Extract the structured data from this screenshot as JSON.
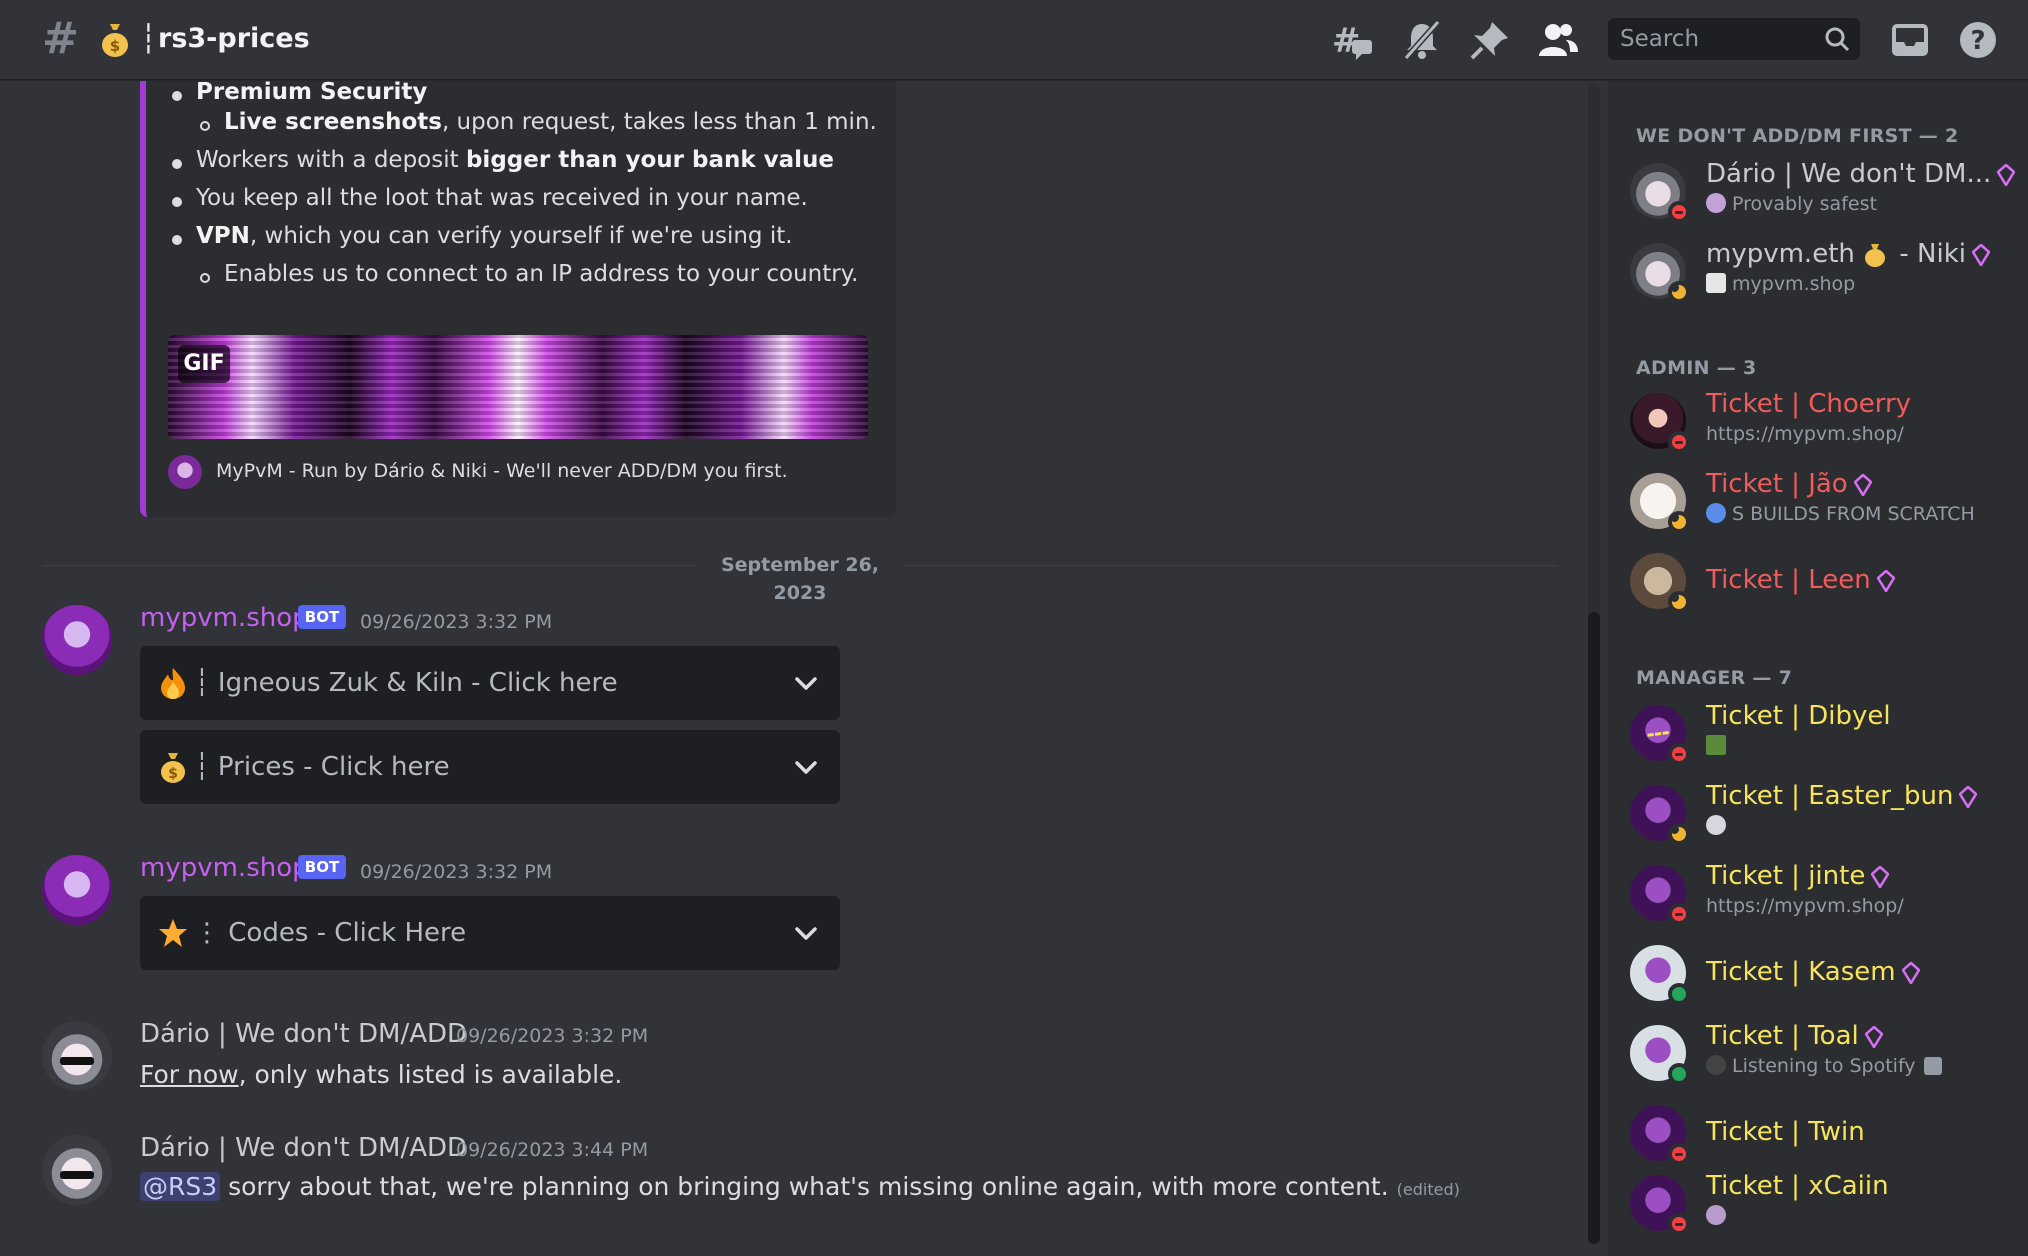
{
  "header": {
    "channel_emoji": "money-bag",
    "channel_separator": "┆",
    "channel_name": "rs3-prices",
    "search_placeholder": "Search"
  },
  "embed": {
    "lines": [
      {
        "bold": "Premium Security",
        "text": ""
      },
      {
        "bold": "Live screenshots",
        "text": ", upon request, takes less than 1 min."
      },
      {
        "pre": "Workers with a deposit ",
        "bold": "bigger than your bank value"
      },
      {
        "text": "You keep all the loot that was received in your name."
      },
      {
        "bold": "VPN",
        "text": ", which you can verify yourself if we're using it."
      },
      {
        "text": "Enables us to connect to an IP address to your country."
      }
    ],
    "gif_label": "GIF",
    "footer": "MyPvM - Run by Dário & Niki - We'll never ADD/DM you first."
  },
  "divider": "September 26, 2023",
  "messages": [
    {
      "author": "mypvm.shop",
      "badge": "BOT",
      "timestamp": "09/26/2023 3:32 PM",
      "selects": [
        {
          "emoji": "fire",
          "label": "┆ Igneous Zuk & Kiln - Click here"
        },
        {
          "emoji": "money-bag",
          "label": "┆ Prices - Click here"
        }
      ]
    },
    {
      "author": "mypvm.shop",
      "badge": "BOT",
      "timestamp": "09/26/2023 3:32 PM",
      "selects": [
        {
          "emoji": "star",
          "label": "⋮ Codes - Click Here"
        }
      ]
    },
    {
      "author": "Dário | We don't DM/ADD",
      "timestamp": "09/26/2023 3:32 PM",
      "link": "For now",
      "text": ", only whats listed is available."
    },
    {
      "author": "Dário | We don't DM/ADD",
      "timestamp": "09/26/2023 3:44 PM",
      "mention": "@RS3",
      "text": " sorry about that, we're planning on bringing what's missing online again, with more content.",
      "edited": "(edited)"
    }
  ],
  "members": {
    "groups": [
      {
        "title": "WE DON'T ADD/DM FIRST — 2",
        "items": [
          {
            "name": "Dário | We don't DM...",
            "sub": "Provably safest",
            "status": "dnd"
          },
          {
            "name_pre": "mypvm.eth ",
            "name_post": " - Niki",
            "sub": "mypvm.shop",
            "status": "idle"
          }
        ]
      },
      {
        "title": "ADMIN — 3",
        "items": [
          {
            "name": "Ticket | Choerry",
            "sub": "https://mypvm.shop/",
            "status": "dnd"
          },
          {
            "name": "Ticket | Jão",
            "sub": "S BUILDS FROM SCRATCH",
            "status": "idle"
          },
          {
            "name": "Ticket | Leen",
            "status": "idle"
          }
        ]
      },
      {
        "title": "MANAGER — 7",
        "items": [
          {
            "name": "Ticket | Dibyel",
            "status": "dnd"
          },
          {
            "name": "Ticket | Easter_bun",
            "status": "idle"
          },
          {
            "name": "Ticket | jinte",
            "sub": "https://mypvm.shop/",
            "status": "dnd"
          },
          {
            "name": "Ticket | Kasem",
            "status": "online"
          },
          {
            "name": "Ticket | Toal",
            "sub": "Listening to Spotify",
            "status": "online"
          },
          {
            "name": "Ticket | Twin",
            "status": "dnd"
          },
          {
            "name": "Ticket | xCaiin",
            "status": "dnd"
          }
        ]
      }
    ]
  },
  "colors": {
    "bot_name": "#c561f0",
    "admin_name": "#f05b5b",
    "manager_name": "#f8e45c",
    "embed_border": "#a03bd3",
    "bot_badge": "#5865f2"
  }
}
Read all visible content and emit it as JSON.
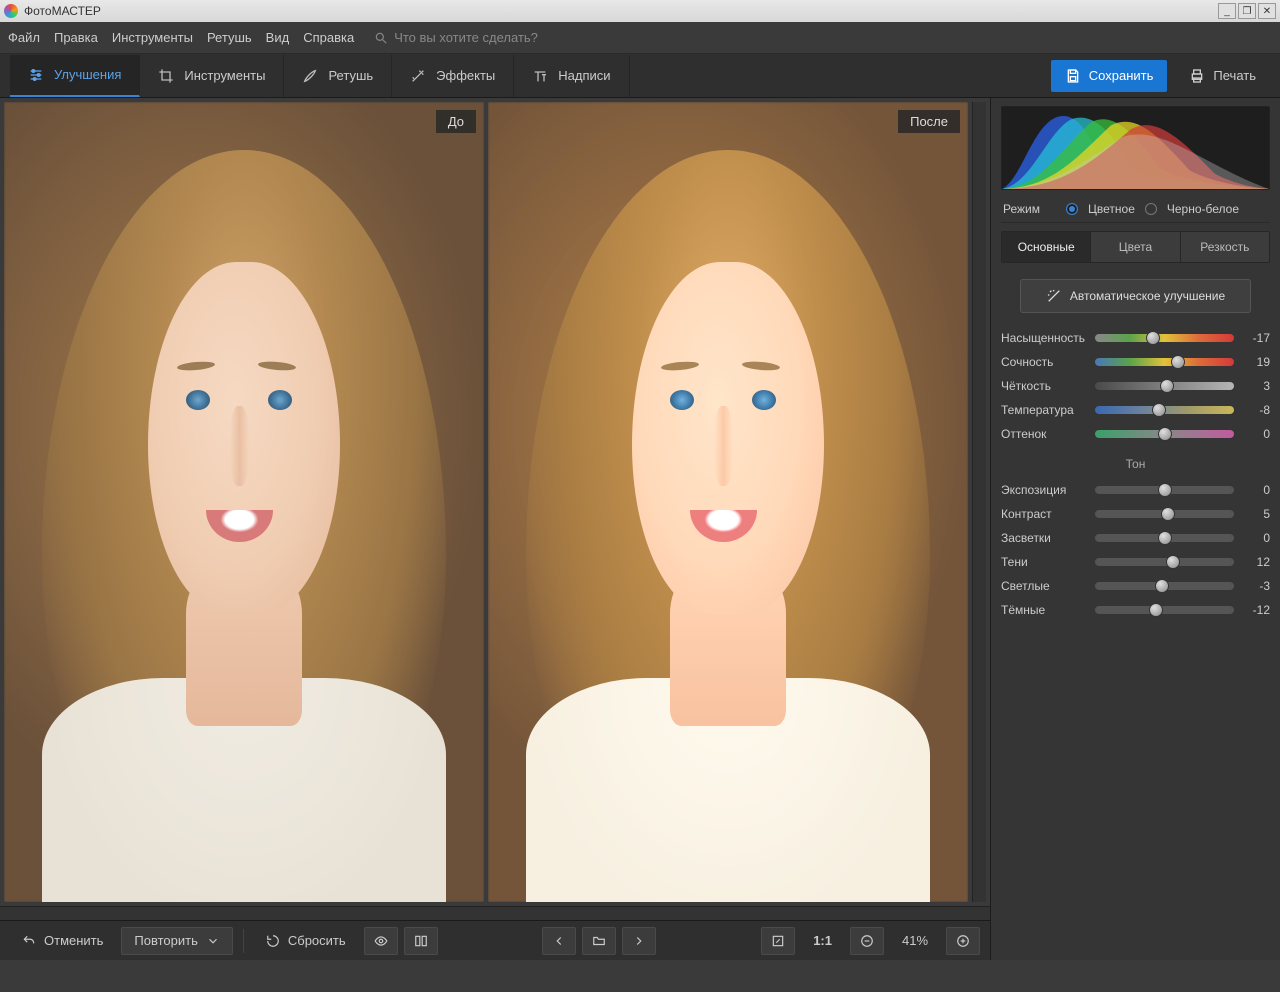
{
  "app": {
    "title": "ФотоМАСТЕР"
  },
  "menu": {
    "items": [
      "Файл",
      "Правка",
      "Инструменты",
      "Ретушь",
      "Вид",
      "Справка"
    ],
    "search_placeholder": "Что вы хотите сделать?"
  },
  "tool_tabs": {
    "items": [
      {
        "id": "enhance",
        "label": "Улучшения"
      },
      {
        "id": "tools",
        "label": "Инструменты"
      },
      {
        "id": "retouch",
        "label": "Ретушь"
      },
      {
        "id": "effects",
        "label": "Эффекты"
      },
      {
        "id": "text",
        "label": "Надписи"
      }
    ],
    "save": "Сохранить",
    "print": "Печать"
  },
  "canvas": {
    "before_label": "До",
    "after_label": "После"
  },
  "panel": {
    "mode_label": "Режим",
    "mode_color": "Цветное",
    "mode_bw": "Черно-белое",
    "subtabs": [
      "Основные",
      "Цвета",
      "Резкость"
    ],
    "auto_enhance": "Автоматическое улучшение",
    "tone_header": "Тон",
    "sliders": {
      "saturation": {
        "label": "Насыщенность",
        "value": -17
      },
      "vibrance": {
        "label": "Сочность",
        "value": 19
      },
      "clarity": {
        "label": "Чёткость",
        "value": 3
      },
      "temperature": {
        "label": "Температура",
        "value": -8
      },
      "tint": {
        "label": "Оттенок",
        "value": 0
      },
      "exposure": {
        "label": "Экспозиция",
        "value": 0
      },
      "contrast": {
        "label": "Контраст",
        "value": 5
      },
      "highlights": {
        "label": "Засветки",
        "value": 0
      },
      "shadows": {
        "label": "Тени",
        "value": 12
      },
      "whites": {
        "label": "Светлые",
        "value": -3
      },
      "blacks": {
        "label": "Тёмные",
        "value": -12
      }
    }
  },
  "status": {
    "undo": "Отменить",
    "redo": "Повторить",
    "reset": "Сбросить",
    "zoom": "41%",
    "one_to_one": "1:1"
  }
}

........

■ PROBLEM DETAILS
Go through the listing above and pull out each line containing the word "money".

■ EXERCISE OUTPUT
    "channel_emoji": "money-bag",
          "emoji": "money-bag",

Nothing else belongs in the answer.